Would you please return the data below verbatim, without its pictures?

(Entries from a page text collection)
:::::

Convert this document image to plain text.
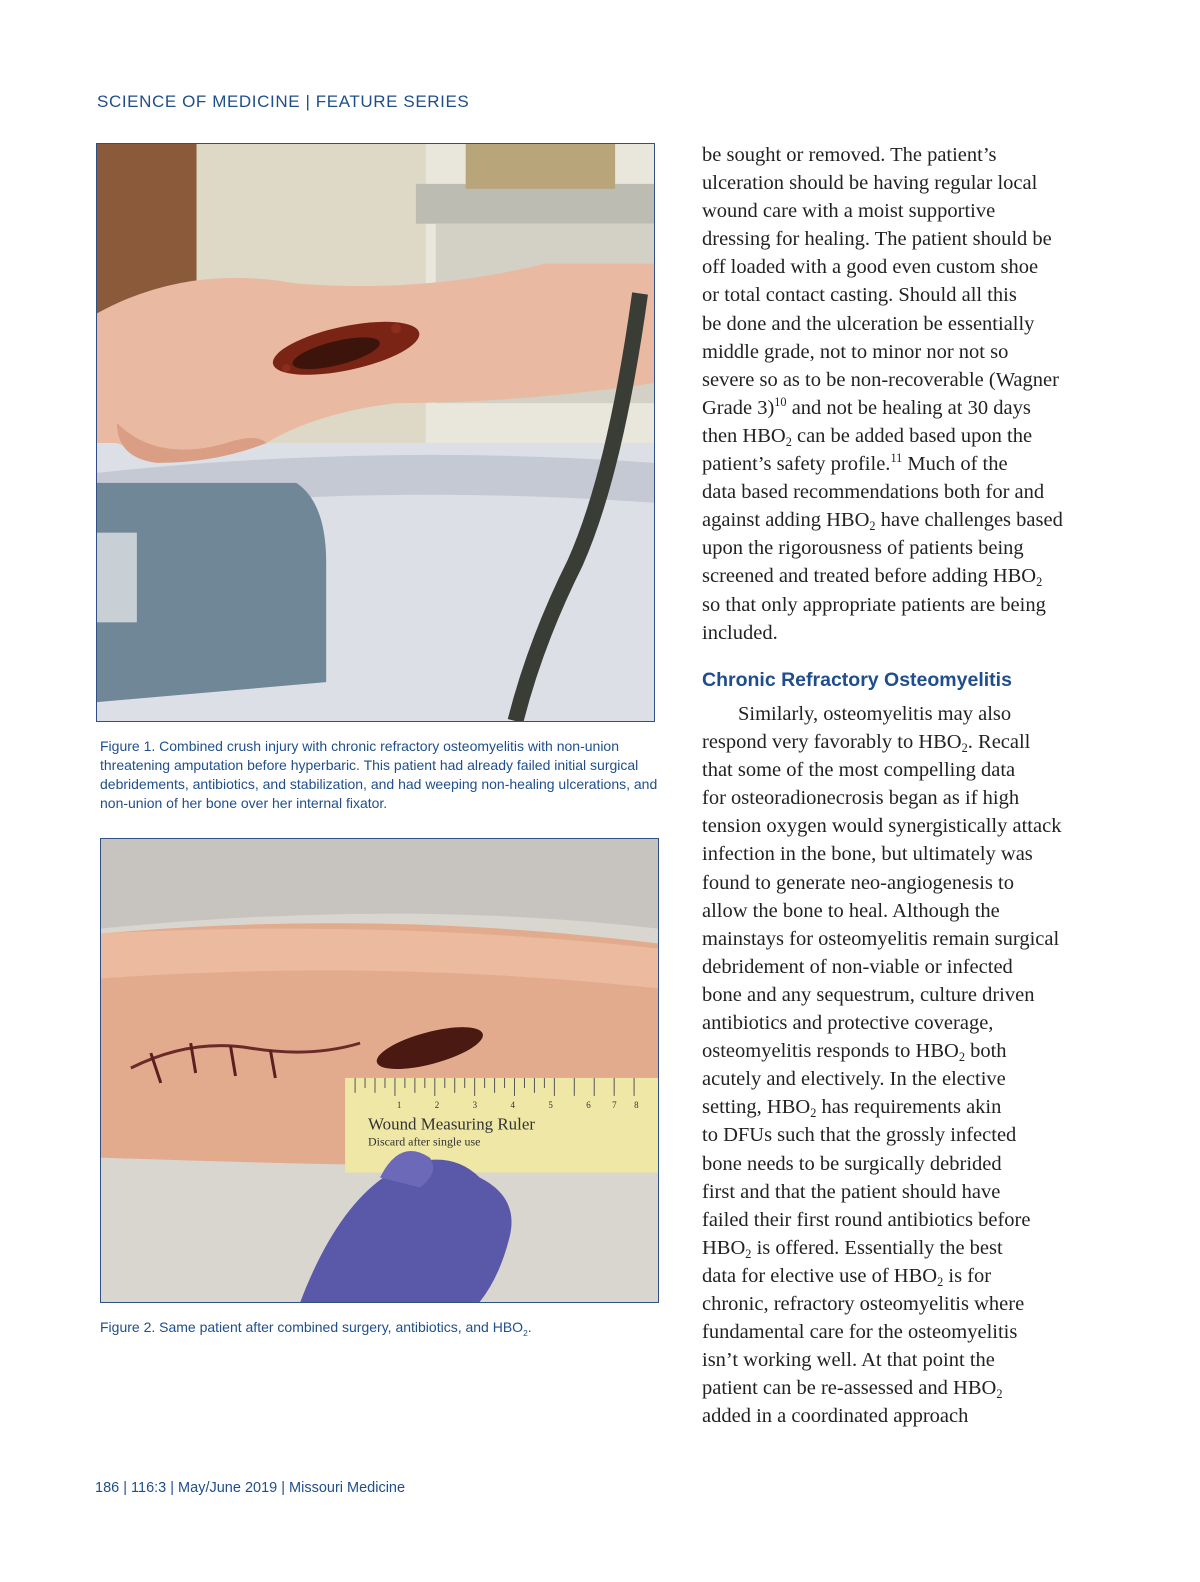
SCIENCE OF MEDICINE | FEATURE SERIES
Figure 1. Combined crush injury with chronic refractory osteomyelitis with non-union threatening amputation before hyperbaric. This patient had already failed initial surgical debridements, antibiotics, and stabilization, and had weeping non-healing ulcerations, and non-union of her bone over her internal fixator.
1	2	3	4	5	6 7 8
Wound Measuring Ruler
Discard after single use
Figure 2. Same patient after combined surgery, antibiotics, and $HBO_2$.
be sought or removed. The patient’s
ulceration should be having regular local
wound care with a moist supportive
dressing for healing. The patient should be
off loaded with a good even custom shoe
or total contact casting. Should all this
be done and the ulceration be essentially
middle grade, not to minor nor not so
severe so as to be non-recoverable (Wagner
Grade 3)$^{10}$ and not be healing at 30 days
then $HBO_2$ can be added based upon the
patient’s safety profile.$^{11}$ Much of the
data based recommendations both for and
against adding $HBO_2$ have challenges based
upon the rigorousness of patients being
screened and treated before adding $HBO_2$
so that only appropriate patients are being
included.
Chronic Refractory Osteomyelitis
Similarly, osteomyelitis may also
respond very favorably to $HBO_2$. Recall
that some of the most compelling data
for osteoradionecrosis began as if high
tension oxygen would synergistically attack
infection in the bone, but ultimately was
found to generate neo-angiogenesis to
allow the bone to heal. Although the
mainstays for osteomyelitis remain surgical
debridement of non-viable or infected
bone and any sequestrum, culture driven
antibiotics and protective coverage,
osteomyelitis responds to $HBO_2$ both
acutely and electively. In the elective
setting, $HBO_2$ has requirements akin
to DFUs such that the grossly infected
bone needs to be surgically debrided
first and that the patient should have
failed their first round antibiotics before
$HBO_2$ is offered. Essentially the best
data for elective use of $HBO_2$ is for
chronic, refractory osteomyelitis where
fundamental care for the osteomyelitis
isn’t working well. At that point the
patient can be re-assessed and $HBO_2$
added in a coordinated approach
186 | 116:3 | May/June 2019 | Missouri Medicine
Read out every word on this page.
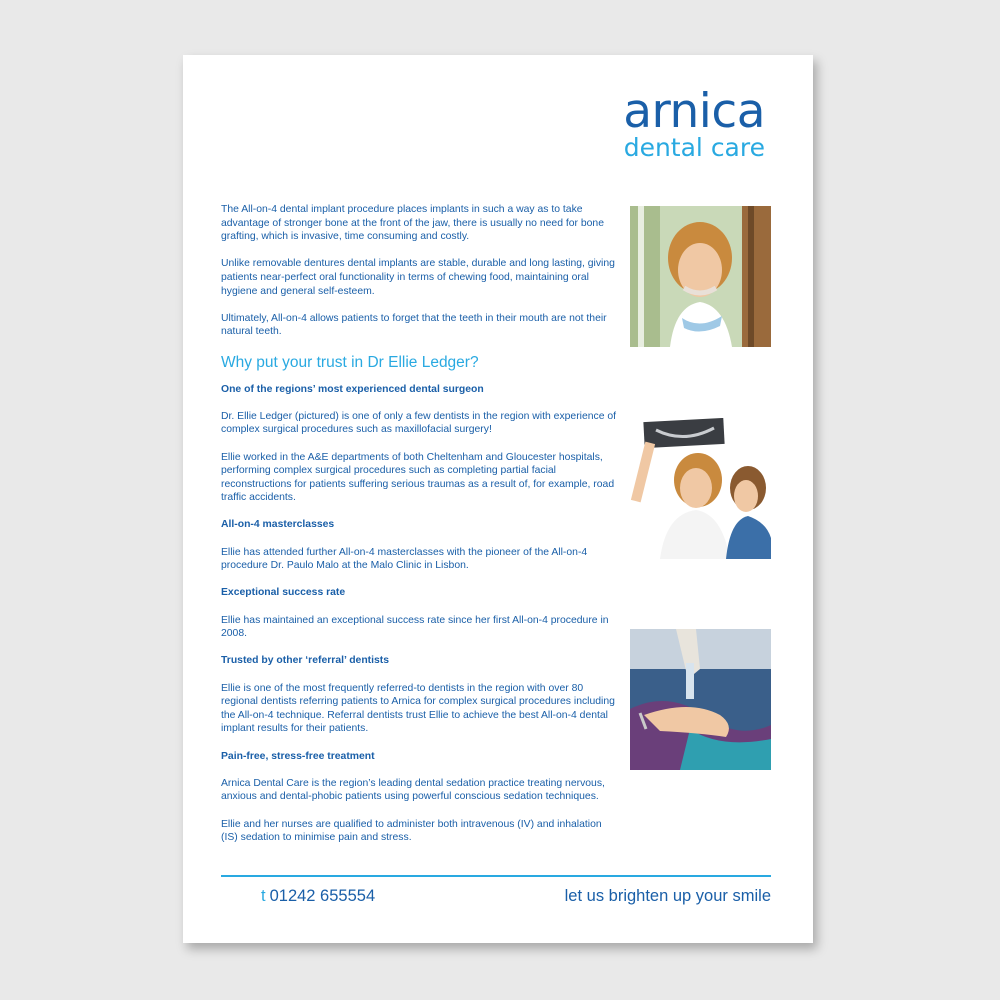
arnica
dental care

The All-on-4 dental implant procedure places implants in such a way as to take advantage of stronger bone at the front of the jaw, there is usually no need for bone grafting, which is invasive, time consuming and costly.

Unlike removable dentures dental implants are stable, durable and long lasting, giving patients near-perfect oral functionality in terms of chewing food, maintaining oral hygiene and general self-esteem.

Ultimately, All-on-4 allows patients to forget that the teeth in their mouth are not their natural teeth.

Why put your trust in Dr Ellie Ledger?
One of the regions’ most experienced dental surgeon

Dr. Ellie Ledger (pictured) is one of only a few dentists in the region with experience of complex surgical procedures such as maxillofacial surgery!

Ellie worked in the A&E departments of both Cheltenham and Gloucester hospitals, performing complex surgical procedures such as completing partial facial reconstructions for patients suffering serious traumas as a result of, for example, road traffic accidents.

All-on-4 masterclasses

Ellie has attended further All-on-4 masterclasses with the pioneer of the All-on-4 procedure Dr. Paulo Malo at the Malo Clinic in Lisbon.

Exceptional success rate

Ellie has maintained an exceptional success rate since her first All-on-4 procedure in 2008.

Trusted by other ‘referral’ dentists

Ellie is one of the most frequently referred-to dentists in the region with over 80 regional dentists referring patients to Arnica for complex surgical procedures including the All-on-4 technique. Referral dentists trust Ellie to achieve the best All-on-4 dental implant results for their patients.

Pain-free, stress-free treatment

Arnica Dental Care is the region’s leading dental sedation practice treating nervous, anxious and dental-phobic patients using powerful conscious sedation techniques.

Ellie and her nurses are qualified to administer both intravenous (IV) and inhalation (IS) sedation to minimise pain and stress.

t 01242 655554	let us brighten up your smile
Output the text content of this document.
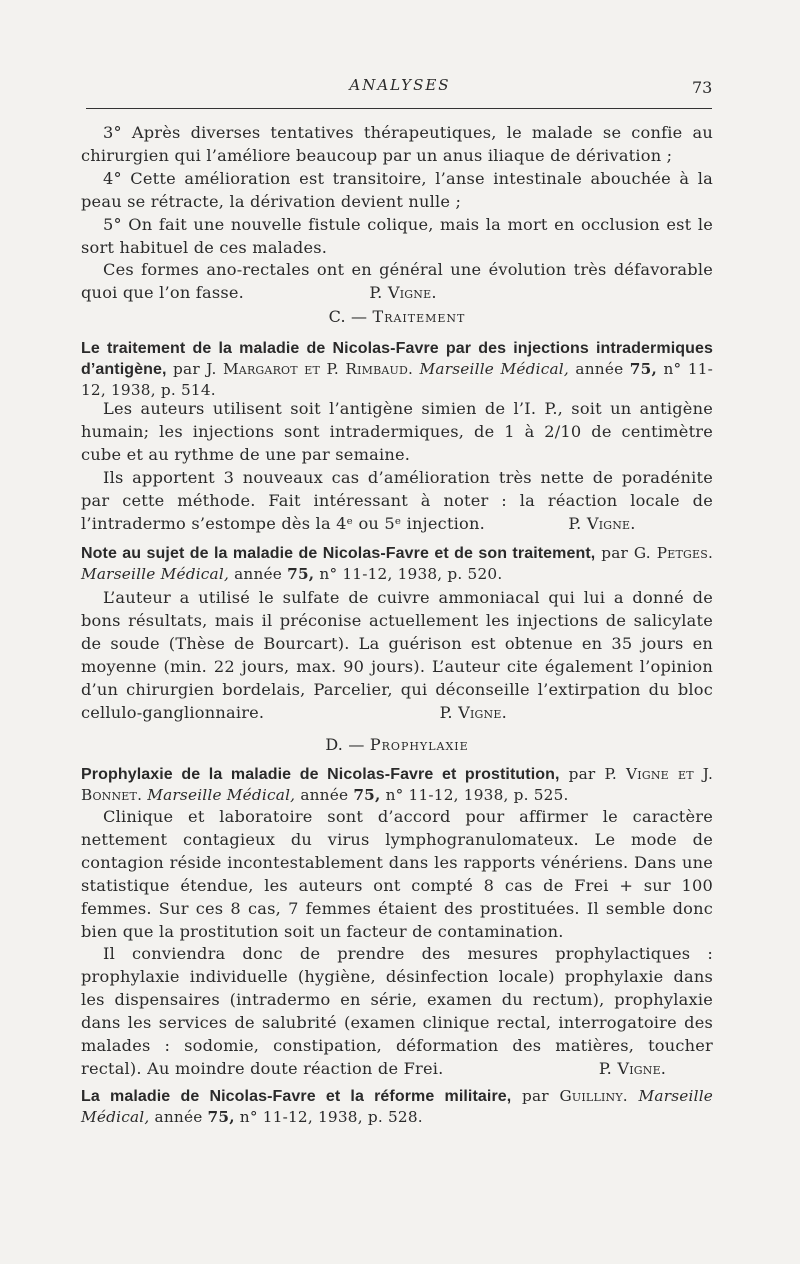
ANALYSES	73

3° Après diverses tentatives thérapeutiques, le malade se confie au chirurgien qui l’améliore beaucoup par un anus iliaque de dérivation ;

4° Cette amélioration est transitoire, l’anse intestinale abouchée à la peau se rétracte, la dérivation devient nulle ;

5° On fait une nouvelle fistule colique, mais la mort en occlusion est le sort habituel de ces malades.

Ces formes ano-rectales ont en général une évolution très défavorable quoi que l’on fasse.	P. Vigne.

C. — Traitement

Le traitement de la maladie de Nicolas-Favre par des injections intradermiques d’antigène, par J. Margarot et P. Rimbaud. Marseille Médical, année 75, n° 11-12, 1938, p. 514.

Les auteurs utilisent soit l’antigène simien de l’I. P., soit un antigène humain; les injections sont intradermiques, de 1 à 2/10 de centimètre cube et au rythme de une par semaine.

Ils apportent 3 nouveaux cas d’amélioration très nette de poradénite par cette méthode. Fait intéressant à noter : la réaction locale de l’intradermo s’estompe dès la 4ᵉ ou 5ᵉ injection.	P. Vigne.

Note au sujet de la maladie de Nicolas-Favre et de son traitement, par G. Petges. Marseille Médical, année 75, n° 11-12, 1938, p. 520.

L’auteur a utilisé le sulfate de cuivre ammoniacal qui lui a donné de bons résultats, mais il préconise actuellement les injections de salicylate de soude (Thèse de Bourcart). La guérison est obtenue en 35 jours en moyenne (min. 22 jours, max. 90 jours). L’auteur cite également l’opinion d’un chirurgien bordelais, Parcelier, qui déconseille l’extirpation du bloc cellulo-ganglionnaire.	P. Vigne.

D. — Prophylaxie

Prophylaxie de la maladie de Nicolas-Favre et prostitution, par P. Vigne et J. Bonnet. Marseille Médical, année 75, n° 11-12, 1938, p. 525.

Clinique et laboratoire sont d’accord pour affirmer le caractère nettement contagieux du virus lymphogranulomateux. Le mode de contagion réside incontestablement dans les rapports vénériens. Dans une statistique étendue, les auteurs ont compté 8 cas de Frei + sur 100 femmes. Sur ces 8 cas, 7 femmes étaient des prostituées. Il semble donc bien que la prostitution soit un facteur de contamination.

Il conviendra donc de prendre des mesures prophylactiques : prophylaxie individuelle (hygiène, désinfection locale) prophylaxie dans les dispensaires (intradermo en série, examen du rectum), prophylaxie dans les services de salubrité (examen clinique rectal, interrogatoire des malades : sodomie, constipation, déformation des matières, toucher rectal). Au moindre doute réaction de Frei.	P. Vigne.

La maladie de Nicolas-Favre et la réforme militaire, par Guilliny. Marseille Médical, année 75, n° 11-12, 1938, p. 528.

:::::

» Exercise solution
Convert this document image to plain text.
SCIENCE OF MEDICINE | FEATURE SERIES
Figure 1. Combined crush injury with chronic refractory osteomyelitis with non-union threatening amputation before hyperbaric. This patient had already failed initial surgical debridements, antibiotics, and stabilization, and had weeping non-healing ulcerations, and non-union of her bone over her internal fixator.
1	2	3	4	5	6 7 8
Wound Measuring Ruler
Discard after single use
Figure 2. Same patient after combined surgery, antibiotics, and $HBO_2$.
be sought or removed. The patient’s
ulceration should be having regular local
wound care with a moist supportive
dressing for healing. The patient should be
off loaded with a good even custom shoe
or total contact casting. Should all this
be done and the ulceration be essentially
middle grade, not to minor nor not so
severe so as to be non-recoverable (Wagner
Grade 3)$^{10}$ and not be healing at 30 days
then $HBO_2$ can be added based upon the
patient’s safety profile.$^{11}$ Much of the
data based recommendations both for and
against adding $HBO_2$ have challenges based
upon the rigorousness of patients being
screened and treated before adding $HBO_2$
so that only appropriate patients are being
included.
Chronic Refractory Osteomyelitis
Similarly, osteomyelitis may also
respond very favorably to $HBO_2$. Recall
that some of the most compelling data
for osteoradionecrosis began as if high
tension oxygen would synergistically attack
infection in the bone, but ultimately was
found to generate neo-angiogenesis to
allow the bone to heal. Although the
mainstays for osteomyelitis remain surgical
debridement of non-viable or infected
bone and any sequestrum, culture driven
antibiotics and protective coverage,
osteomyelitis responds to $HBO_2$ both
acutely and electively. In the elective
setting, $HBO_2$ has requirements akin
to DFUs such that the grossly infected
bone needs to be surgically debrided
first and that the patient should have
failed their first round antibiotics before
$HBO_2$ is offered. Essentially the best
data for elective use of $HBO_2$ is for
chronic, refractory osteomyelitis where
fundamental care for the osteomyelitis
isn’t working well. At that point the
patient can be re-assessed and $HBO_2$
added in a coordinated approach
186 | 116:3 | May/June 2019 | Missouri Medicine
Read out every word on this page.
arnica
dental care

The All-on-4 dental implant procedure places implants in such a way as to take advantage of stronger bone at the front of the jaw, there is usually no need for bone grafting, which is invasive, time consuming and costly.

Unlike removable dentures dental implants are stable, durable and long lasting, giving patients near-perfect oral functionality in terms of chewing food, maintaining oral hygiene and general self-esteem.

Ultimately, All-on-4 allows patients to forget that the teeth in their mouth are not their natural teeth.

Why put your trust in Dr Ellie Ledger?
One of the regions’ most experienced dental surgeon

Dr. Ellie Ledger (pictured) is one of only a few dentists in the region with experience of complex surgical procedures such as maxillofacial surgery!

Ellie worked in the A&E departments of both Cheltenham and Gloucester hospitals, performing complex surgical procedures such as completing partial facial reconstructions for patients suffering serious traumas as a result of, for example, road traffic accidents.

All-on-4 masterclasses

Ellie has attended further All-on-4 masterclasses with the pioneer of the All-on-4 procedure Dr. Paulo Malo at the Malo Clinic in Lisbon.

Exceptional success rate

Ellie has maintained an exceptional success rate since her first All-on-4 procedure in 2008.

Trusted by other ‘referral’ dentists

Ellie is one of the most frequently referred-to dentists in the region with over 80 regional dentists referring patients to Arnica for complex surgical procedures including the All-on-4 technique. Referral dentists trust Ellie to achieve the best All-on-4 dental implant results for their patients.

Pain-free, stress-free treatment

Arnica Dental Care is the region’s leading dental sedation practice treating nervous, anxious and dental-phobic patients using powerful conscious sedation techniques.

Ellie and her nurses are qualified to administer both intravenous (IV) and inhalation (IS) sedation to minimise pain and stress.

t 01242 655554	let us brighten up your smile
Output the text content of this document.
ANALYSES	73

3° Après diverses tentatives thérapeutiques, le malade se confie au chirurgien qui l’améliore beaucoup par un anus iliaque de dérivation ;

4° Cette amélioration est transitoire, l’anse intestinale abouchée à la peau se rétracte, la dérivation devient nulle ;

5° On fait une nouvelle fistule colique, mais la mort en occlusion est le sort habituel de ces malades.

Ces formes ano-rectales ont en général une évolution très défavorable quoi que l’on fasse.	P. Vigne.

C. — Traitement

Le traitement de la maladie de Nicolas-Favre par des injections intradermiques d’antigène, par J. Margarot et P. Rimbaud. Marseille Médical, année 75, n° 11-12, 1938, p. 514.

Les auteurs utilisent soit l’antigène simien de l’I. P., soit un antigène humain; les injections sont intradermiques, de 1 à 2/10 de centimètre cube et au rythme de une par semaine.

Ils apportent 3 nouveaux cas d’amélioration très nette de poradénite par cette méthode. Fait intéressant à noter : la réaction locale de l’intradermo s’estompe dès la 4ᵉ ou 5ᵉ injection.	P. Vigne.

Note au sujet de la maladie de Nicolas-Favre et de son traitement, par G. Petges. Marseille Médical, année 75, n° 11-12, 1938, p. 520.

L’auteur a utilisé le sulfate de cuivre ammoniacal qui lui a donné de bons résultats, mais il préconise actuellement les injections de salicylate de soude (Thèse de Bourcart). La guérison est obtenue en 35 jours en moyenne (min. 22 jours, max. 90 jours). L’auteur cite également l’opinion d’un chirurgien bordelais, Parcelier, qui déconseille l’extirpation du bloc cellulo-ganglionnaire.	P. Vigne.

D. — Prophylaxie

Prophylaxie de la maladie de Nicolas-Favre et prostitution, par P. Vigne et J. Bonnet. Marseille Médical, année 75, n° 11-12, 1938, p. 525.

Clinique et laboratoire sont d’accord pour affirmer le caractère nettement contagieux du virus lymphogranulomateux. Le mode de contagion réside incontestablement dans les rapports vénériens. Dans une statistique étendue, les auteurs ont compté 8 cas de Frei + sur 100 femmes. Sur ces 8 cas, 7 femmes étaient des prostituées. Il semble donc bien que la prostitution soit un facteur de contamination.

Il conviendra donc de prendre des mesures prophylactiques : prophylaxie individuelle (hygiène, désinfection locale) prophylaxie dans les dispensaires (intradermo en série, examen du rectum), prophylaxie dans les services de salubrité (examen clinique rectal, interrogatoire des malades : sodomie, constipation, déformation des matières, toucher rectal). Au moindre doute réaction de Frei.	P. Vigne.

La maladie de Nicolas-Favre et la réforme militaire, par Guilliny. Marseille Médical, année 75, n° 11-12, 1938, p. 528.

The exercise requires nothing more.